:: Instruction ::
Transcribe all of the records precisely as they are presented.

>> BEGIN Material for the task

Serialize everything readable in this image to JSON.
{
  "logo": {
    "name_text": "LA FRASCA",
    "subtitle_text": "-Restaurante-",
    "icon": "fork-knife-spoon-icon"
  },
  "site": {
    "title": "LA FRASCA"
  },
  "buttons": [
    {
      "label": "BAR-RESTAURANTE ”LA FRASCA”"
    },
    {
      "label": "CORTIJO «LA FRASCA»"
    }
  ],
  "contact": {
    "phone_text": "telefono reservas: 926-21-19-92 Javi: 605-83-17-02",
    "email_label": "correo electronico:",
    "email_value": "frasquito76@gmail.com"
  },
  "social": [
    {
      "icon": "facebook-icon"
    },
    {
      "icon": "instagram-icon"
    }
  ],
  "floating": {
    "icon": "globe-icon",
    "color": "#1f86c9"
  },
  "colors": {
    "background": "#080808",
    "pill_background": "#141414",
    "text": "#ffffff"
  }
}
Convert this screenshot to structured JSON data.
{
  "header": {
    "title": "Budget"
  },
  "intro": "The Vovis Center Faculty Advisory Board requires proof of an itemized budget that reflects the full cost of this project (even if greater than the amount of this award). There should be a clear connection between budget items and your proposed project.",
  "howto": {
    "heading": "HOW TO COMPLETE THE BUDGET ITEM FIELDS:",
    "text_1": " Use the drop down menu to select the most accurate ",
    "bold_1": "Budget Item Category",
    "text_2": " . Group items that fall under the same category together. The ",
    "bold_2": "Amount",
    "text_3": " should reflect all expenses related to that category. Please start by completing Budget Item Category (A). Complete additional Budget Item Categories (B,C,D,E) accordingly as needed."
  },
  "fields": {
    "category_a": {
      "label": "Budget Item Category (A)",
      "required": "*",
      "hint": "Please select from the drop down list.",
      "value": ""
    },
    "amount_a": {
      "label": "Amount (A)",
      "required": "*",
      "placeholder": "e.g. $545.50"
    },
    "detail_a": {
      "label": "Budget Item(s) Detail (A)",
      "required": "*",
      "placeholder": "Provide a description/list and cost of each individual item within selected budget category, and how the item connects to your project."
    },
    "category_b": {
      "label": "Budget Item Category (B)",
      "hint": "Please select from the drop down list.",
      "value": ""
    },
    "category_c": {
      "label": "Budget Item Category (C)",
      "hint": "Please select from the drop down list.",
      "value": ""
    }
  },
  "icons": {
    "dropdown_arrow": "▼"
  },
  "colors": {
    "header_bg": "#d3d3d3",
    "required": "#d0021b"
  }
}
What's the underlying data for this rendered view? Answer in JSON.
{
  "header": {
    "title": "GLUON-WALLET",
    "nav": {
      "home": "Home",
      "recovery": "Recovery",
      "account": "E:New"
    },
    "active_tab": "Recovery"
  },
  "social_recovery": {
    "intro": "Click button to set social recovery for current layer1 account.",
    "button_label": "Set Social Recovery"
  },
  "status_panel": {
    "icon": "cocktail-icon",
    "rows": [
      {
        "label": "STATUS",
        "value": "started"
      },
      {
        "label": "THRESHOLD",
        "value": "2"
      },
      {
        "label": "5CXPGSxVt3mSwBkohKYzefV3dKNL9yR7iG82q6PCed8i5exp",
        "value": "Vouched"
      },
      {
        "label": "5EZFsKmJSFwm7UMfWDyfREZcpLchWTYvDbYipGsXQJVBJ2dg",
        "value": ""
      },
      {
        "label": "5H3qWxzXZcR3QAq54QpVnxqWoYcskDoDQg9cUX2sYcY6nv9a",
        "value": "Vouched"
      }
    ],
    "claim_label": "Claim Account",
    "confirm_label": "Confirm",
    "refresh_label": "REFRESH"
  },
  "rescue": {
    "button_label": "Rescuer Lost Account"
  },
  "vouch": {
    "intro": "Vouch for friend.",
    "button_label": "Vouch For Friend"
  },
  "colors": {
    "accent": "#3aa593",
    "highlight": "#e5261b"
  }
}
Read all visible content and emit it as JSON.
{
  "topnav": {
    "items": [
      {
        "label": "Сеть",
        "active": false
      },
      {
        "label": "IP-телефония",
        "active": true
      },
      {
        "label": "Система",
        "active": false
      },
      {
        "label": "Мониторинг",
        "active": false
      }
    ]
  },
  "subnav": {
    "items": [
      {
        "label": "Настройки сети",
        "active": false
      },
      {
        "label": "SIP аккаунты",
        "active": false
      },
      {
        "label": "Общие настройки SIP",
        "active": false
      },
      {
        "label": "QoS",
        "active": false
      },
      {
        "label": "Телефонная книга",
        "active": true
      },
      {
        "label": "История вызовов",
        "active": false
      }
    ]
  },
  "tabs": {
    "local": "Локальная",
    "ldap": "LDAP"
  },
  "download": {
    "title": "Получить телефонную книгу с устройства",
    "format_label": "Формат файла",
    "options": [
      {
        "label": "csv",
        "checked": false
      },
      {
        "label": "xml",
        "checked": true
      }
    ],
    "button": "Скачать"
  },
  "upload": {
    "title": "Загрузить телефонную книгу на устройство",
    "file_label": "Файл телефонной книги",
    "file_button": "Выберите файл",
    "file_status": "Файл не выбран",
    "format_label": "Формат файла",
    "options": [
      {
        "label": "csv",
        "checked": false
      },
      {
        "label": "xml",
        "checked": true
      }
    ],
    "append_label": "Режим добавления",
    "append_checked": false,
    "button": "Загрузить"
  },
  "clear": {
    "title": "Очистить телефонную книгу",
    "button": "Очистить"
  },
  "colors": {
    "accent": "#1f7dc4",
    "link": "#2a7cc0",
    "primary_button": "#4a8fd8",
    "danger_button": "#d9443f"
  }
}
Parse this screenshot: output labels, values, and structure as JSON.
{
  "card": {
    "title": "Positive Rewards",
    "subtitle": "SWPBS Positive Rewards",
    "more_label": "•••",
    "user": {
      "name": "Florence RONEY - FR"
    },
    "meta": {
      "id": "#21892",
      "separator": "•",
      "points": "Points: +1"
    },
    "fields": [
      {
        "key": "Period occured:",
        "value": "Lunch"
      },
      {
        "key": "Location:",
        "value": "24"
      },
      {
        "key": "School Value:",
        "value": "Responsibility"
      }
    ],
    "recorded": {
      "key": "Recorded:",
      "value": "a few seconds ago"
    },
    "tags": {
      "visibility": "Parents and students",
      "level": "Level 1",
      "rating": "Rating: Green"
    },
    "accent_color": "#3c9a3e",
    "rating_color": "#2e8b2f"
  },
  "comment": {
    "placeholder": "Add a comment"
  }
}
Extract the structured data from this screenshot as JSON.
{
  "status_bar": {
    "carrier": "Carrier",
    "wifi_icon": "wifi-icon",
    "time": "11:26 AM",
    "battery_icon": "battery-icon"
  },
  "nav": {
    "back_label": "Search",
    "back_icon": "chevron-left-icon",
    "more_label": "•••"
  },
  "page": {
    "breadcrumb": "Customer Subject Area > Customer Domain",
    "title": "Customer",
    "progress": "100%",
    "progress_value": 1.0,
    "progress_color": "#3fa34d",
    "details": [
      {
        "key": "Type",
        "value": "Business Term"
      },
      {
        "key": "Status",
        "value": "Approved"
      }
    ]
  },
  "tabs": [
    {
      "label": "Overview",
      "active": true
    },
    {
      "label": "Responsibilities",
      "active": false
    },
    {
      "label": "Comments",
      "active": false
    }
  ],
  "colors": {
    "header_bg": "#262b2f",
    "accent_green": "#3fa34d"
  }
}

>> END Material for the task

:: Correct answer ::
Serialize everything readable in this image to JSON.
{
  "logo": {
    "name_text": "LA FRASCA",
    "subtitle_text": "-Restaurante-",
    "icon": "fork-knife-spoon-icon"
  },
  "site": {
    "title": "LA FRASCA"
  },
  "buttons": [
    {
      "label": "BAR-RESTAURANTE ”LA FRASCA”"
    },
    {
      "label": "CORTIJO «LA FRASCA»"
    }
  ],
  "contact": {
    "phone_text": "telefono reservas: 926-21-19-92 Javi: 605-83-17-02",
    "email_label": "correo electronico:",
    "email_value": "frasquito76@gmail.com"
  },
  "social": [
    {
      "icon": "facebook-icon"
    },
    {
      "icon": "instagram-icon"
    }
  ],
  "floating": {
    "icon": "globe-icon",
    "color": "#1f86c9"
  },
  "colors": {
    "background": "#080808",
    "pill_background": "#141414",
    "text": "#ffffff"
  }
}
Convert this screenshot to structured JSON data.
{
  "header": {
    "title": "Budget"
  },
  "intro": "The Vovis Center Faculty Advisory Board requires proof of an itemized budget that reflects the full cost of this project (even if greater than the amount of this award). There should be a clear connection between budget items and your proposed project.",
  "howto": {
    "heading": "HOW TO COMPLETE THE BUDGET ITEM FIELDS:",
    "text_1": " Use the drop down menu to select the most accurate ",
    "bold_1": "Budget Item Category",
    "text_2": " . Group items that fall under the same category together. The ",
    "bold_2": "Amount",
    "text_3": " should reflect all expenses related to that category. Please start by completing Budget Item Category (A). Complete additional Budget Item Categories (B,C,D,E) accordingly as needed."
  },
  "fields": {
    "category_a": {
      "label": "Budget Item Category (A)",
      "required": "*",
      "hint": "Please select from the drop down list.",
      "value": ""
    },
    "amount_a": {
      "label": "Amount (A)",
      "required": "*",
      "placeholder": "e.g. $545.50"
    },
    "detail_a": {
      "label": "Budget Item(s) Detail (A)",
      "required": "*",
      "placeholder": "Provide a description/list and cost of each individual item within selected budget category, and how the item connects to your project."
    },
    "category_b": {
      "label": "Budget Item Category (B)",
      "hint": "Please select from the drop down list.",
      "value": ""
    },
    "category_c": {
      "label": "Budget Item Category (C)",
      "hint": "Please select from the drop down list.",
      "value": ""
    }
  },
  "icons": {
    "dropdown_arrow": "▼"
  },
  "colors": {
    "header_bg": "#d3d3d3",
    "required": "#d0021b"
  }
}
What's the underlying data for this rendered view? Answer in JSON.
{
  "header": {
    "title": "GLUON-WALLET",
    "nav": {
      "home": "Home",
      "recovery": "Recovery",
      "account": "E:New"
    },
    "active_tab": "Recovery"
  },
  "social_recovery": {
    "intro": "Click button to set social recovery for current layer1 account.",
    "button_label": "Set Social Recovery"
  },
  "status_panel": {
    "icon": "cocktail-icon",
    "rows": [
      {
        "label": "STATUS",
        "value": "started"
      },
      {
        "label": "THRESHOLD",
        "value": "2"
      },
      {
        "label": "5CXPGSxVt3mSwBkohKYzefV3dKNL9yR7iG82q6PCed8i5exp",
        "value": "Vouched"
      },
      {
        "label": "5EZFsKmJSFwm7UMfWDyfREZcpLchWTYvDbYipGsXQJVBJ2dg",
        "value": ""
      },
      {
        "label": "5H3qWxzXZcR3QAq54QpVnxqWoYcskDoDQg9cUX2sYcY6nv9a",
        "value": "Vouched"
      }
    ],
    "claim_label": "Claim Account",
    "confirm_label": "Confirm",
    "refresh_label": "REFRESH"
  },
  "rescue": {
    "button_label": "Rescuer Lost Account"
  },
  "vouch": {
    "intro": "Vouch for friend.",
    "button_label": "Vouch For Friend"
  },
  "colors": {
    "accent": "#3aa593",
    "highlight": "#e5261b"
  }
}
Read all visible content and emit it as JSON.
{
  "topnav": {
    "items": [
      {
        "label": "Сеть",
        "active": false
      },
      {
        "label": "IP-телефония",
        "active": true
      },
      {
        "label": "Система",
        "active": false
      },
      {
        "label": "Мониторинг",
        "active": false
      }
    ]
  },
  "subnav": {
    "items": [
      {
        "label": "Настройки сети",
        "active": false
      },
      {
        "label": "SIP аккаунты",
        "active": false
      },
      {
        "label": "Общие настройки SIP",
        "active": false
      },
      {
        "label": "QoS",
        "active": false
      },
      {
        "label": "Телефонная книга",
        "active": true
      },
      {
        "label": "История вызовов",
        "active": false
      }
    ]
  },
  "tabs": {
    "local": "Локальная",
    "ldap": "LDAP"
  },
  "download": {
    "title": "Получить телефонную книгу с устройства",
    "format_label": "Формат файла",
    "options": [
      {
        "label": "csv",
        "checked": false
      },
      {
        "label": "xml",
        "checked": true
      }
    ],
    "button": "Скачать"
  },
  "upload": {
    "title": "Загрузить телефонную книгу на устройство",
    "file_label": "Файл телефонной книги",
    "file_button": "Выберите файл",
    "file_status": "Файл не выбран",
    "format_label": "Формат файла",
    "options": [
      {
        "label": "csv",
        "checked": false
      },
      {
        "label": "xml",
        "checked": true
      }
    ],
    "append_label": "Режим добавления",
    "append_checked": false,
    "button": "Загрузить"
  },
  "clear": {
    "title": "Очистить телефонную книгу",
    "button": "Очистить"
  },
  "colors": {
    "accent": "#1f7dc4",
    "link": "#2a7cc0",
    "primary_button": "#4a8fd8",
    "danger_button": "#d9443f"
  }
}
Parse this screenshot: output labels, values, and structure as JSON.
{
  "card": {
    "title": "Positive Rewards",
    "subtitle": "SWPBS Positive Rewards",
    "more_label": "•••",
    "user": {
      "name": "Florence RONEY - FR"
    },
    "meta": {
      "id": "#21892",
      "separator": "•",
      "points": "Points: +1"
    },
    "fields": [
      {
        "key": "Period occured:",
        "value": "Lunch"
      },
      {
        "key": "Location:",
        "value": "24"
      },
      {
        "key": "School Value:",
        "value": "Responsibility"
      }
    ],
    "recorded": {
      "key": "Recorded:",
      "value": "a few seconds ago"
    },
    "tags": {
      "visibility": "Parents and students",
      "level": "Level 1",
      "rating": "Rating: Green"
    },
    "accent_color": "#3c9a3e",
    "rating_color": "#2e8b2f"
  },
  "comment": {
    "placeholder": "Add a comment"
  }
}
Extract the structured data from this screenshot as JSON.
{
  "status_bar": {
    "carrier": "Carrier",
    "wifi_icon": "wifi-icon",
    "time": "11:26 AM",
    "battery_icon": "battery-icon"
  },
  "nav": {
    "back_label": "Search",
    "back_icon": "chevron-left-icon",
    "more_label": "•••"
  },
  "page": {
    "breadcrumb": "Customer Subject Area > Customer Domain",
    "title": "Customer",
    "progress": "100%",
    "progress_value": 1.0,
    "progress_color": "#3fa34d",
    "details": [
      {
        "key": "Type",
        "value": "Business Term"
      },
      {
        "key": "Status",
        "value": "Approved"
      }
    ]
  },
  "tabs": [
    {
      "label": "Overview",
      "active": true
    },
    {
      "label": "Responsibilities",
      "active": false
    },
    {
      "label": "Comments",
      "active": false
    }
  ],
  "colors": {
    "header_bg": "#262b2f",
    "accent_green": "#3fa34d"
  }
}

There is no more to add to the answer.